### [AIM OF THE TASK]
Please render each line of the data below as a Markdown table with two columns, Index and Entry, leaving out any blank lines.

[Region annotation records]
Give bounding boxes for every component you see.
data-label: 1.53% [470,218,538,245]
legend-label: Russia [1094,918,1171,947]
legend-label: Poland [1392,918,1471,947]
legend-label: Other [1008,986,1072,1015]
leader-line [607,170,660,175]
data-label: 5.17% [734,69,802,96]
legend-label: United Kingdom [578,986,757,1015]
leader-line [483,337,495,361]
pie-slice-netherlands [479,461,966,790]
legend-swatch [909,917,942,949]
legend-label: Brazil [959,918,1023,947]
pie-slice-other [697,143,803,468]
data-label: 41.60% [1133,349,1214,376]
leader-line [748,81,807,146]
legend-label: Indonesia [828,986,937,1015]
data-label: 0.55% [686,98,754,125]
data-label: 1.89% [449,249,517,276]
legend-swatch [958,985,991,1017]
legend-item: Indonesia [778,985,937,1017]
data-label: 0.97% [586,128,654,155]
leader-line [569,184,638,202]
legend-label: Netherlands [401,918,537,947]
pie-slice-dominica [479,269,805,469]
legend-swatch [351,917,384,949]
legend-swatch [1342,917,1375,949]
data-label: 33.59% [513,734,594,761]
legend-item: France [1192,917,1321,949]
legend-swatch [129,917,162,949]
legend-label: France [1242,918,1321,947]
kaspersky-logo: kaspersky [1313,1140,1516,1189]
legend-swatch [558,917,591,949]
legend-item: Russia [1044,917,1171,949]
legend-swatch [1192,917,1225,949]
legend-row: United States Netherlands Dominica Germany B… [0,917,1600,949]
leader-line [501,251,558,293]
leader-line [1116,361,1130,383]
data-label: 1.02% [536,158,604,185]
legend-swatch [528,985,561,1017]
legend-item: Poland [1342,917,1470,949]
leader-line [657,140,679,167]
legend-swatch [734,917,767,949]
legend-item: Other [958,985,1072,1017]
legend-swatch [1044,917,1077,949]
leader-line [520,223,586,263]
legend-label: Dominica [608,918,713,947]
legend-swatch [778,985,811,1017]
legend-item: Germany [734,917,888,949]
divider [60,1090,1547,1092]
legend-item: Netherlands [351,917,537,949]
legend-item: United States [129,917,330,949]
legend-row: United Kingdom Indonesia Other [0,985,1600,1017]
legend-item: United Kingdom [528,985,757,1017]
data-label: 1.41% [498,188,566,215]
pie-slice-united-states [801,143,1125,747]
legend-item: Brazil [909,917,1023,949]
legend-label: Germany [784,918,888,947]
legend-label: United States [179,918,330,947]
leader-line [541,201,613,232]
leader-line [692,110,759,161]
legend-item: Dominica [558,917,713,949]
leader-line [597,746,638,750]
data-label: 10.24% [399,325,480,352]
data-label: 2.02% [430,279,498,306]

### [TASK RESPONSE]
| Index | Entry |
|---|---|
| 1 | Give bounding boxes for every component you see. |
| 2 | data-label: 1.53% [470,218,538,245] |
| 3 | legend-label: Russia [1094,918,1171,947] |
| 4 | legend-label: Poland [1392,918,1471,947] |
| 5 | legend-label: Other [1008,986,1072,1015] |
| 6 | leader-line [607,170,660,175] |
| 7 | data-label: 5.17% [734,69,802,96] |
| 8 | legend-label: United Kingdom [578,986,757,1015] |
| 9 | leader-line [483,337,495,361] |
| 10 | pie-slice-netherlands [479,461,966,790] |
| 11 | legend-swatch [909,917,942,949] |
| 12 | legend-label: Brazil [959,918,1023,947] |
| 13 | pie-slice-other [697,143,803,468] |
| 14 | data-label: 41.60% [1133,349,1214,376] |
| 15 | leader-line [748,81,807,146] |
| 16 | legend-label: Indonesia [828,986,937,1015] |
| 17 | data-label: 0.55% [686,98,754,125] |
| 18 | data-label: 1.89% [449,249,517,276] |
| 19 | legend-swatch [958,985,991,1017] |
| 20 | legend-item: Indonesia [778,985,937,1017] |
| 21 | data-label: 0.97% [586,128,654,155] |
| 22 | leader-line [569,184,638,202] |
| 23 | legend-label: Netherlands [401,918,537,947] |
| 24 | pie-slice-dominica [479,269,805,469] |
| 25 | legend-swatch [351,917,384,949] |
| 26 | legend-swatch [1342,917,1375,949] |
| 27 | data-label: 33.59% [513,734,594,761] |
| 28 | legend-item: France [1192,917,1321,949] |
| 29 | legend-swatch [129,917,162,949] |
| 30 | legend-label: France [1242,918,1321,947] |
| 31 | kaspersky-logo: kaspersky [1313,1140,1516,1189] |
| 32 | legend-swatch [558,917,591,949] |
| 33 | legend-item: Russia [1044,917,1171,949] |
| 34 | legend-swatch [1192,917,1225,949] |
| 35 | legend-row: United States Netherlands Dominica Germany B… [0,917,1600,949] |
| 36 | leader-line [501,251,558,293] |
| 37 | leader-line [1116,361,1130,383] |
| 38 | data-label: 1.02% [536,158,604,185] |
| 39 | legend-swatch [528,985,561,1017] |
| 40 | legend-item: Poland [1342,917,1470,949] |
| 41 | leader-line [657,140,679,167] |
| 42 | legend-swatch [734,917,767,949] |
| 43 | legend-item: Other [958,985,1072,1017] |
| 44 | legend-swatch [1044,917,1077,949] |
| 45 | leader-line [520,223,586,263] |
| 46 | legend-label: Dominica [608,918,713,947] |
| 47 | legend-swatch [778,985,811,1017] |
| 48 | legend-item: Germany [734,917,888,949] |
| 49 | divider [60,1090,1547,1092] |
| 50 | legend-item: Netherlands [351,917,537,949] |
| 51 | legend-item: United States [129,917,330,949] |
| 52 | legend-row: United Kingdom Indonesia Other [0,985,1600,1017] |
| 53 | legend-item: United Kingdom [528,985,757,1017] |
| 54 | data-label: 1.41% [498,188,566,215] |
| 55 | pie-slice-united-states [801,143,1125,747] |
| 56 | legend-item: Brazil [909,917,1023,949] |
| 57 | legend-label: Germany [784,918,888,947] |
| 58 | legend-label: United States [179,918,330,947] |
| 59 | leader-line [541,201,613,232] |
| 60 | leader-line [692,110,759,161] |
| 61 | legend-item: Dominica [558,917,713,949] |
| 62 | leader-line [597,746,638,750] |
| 63 | data-label: 10.24% [399,325,480,352] |
| 64 | data-label: 2.02% [430,279,498,306] |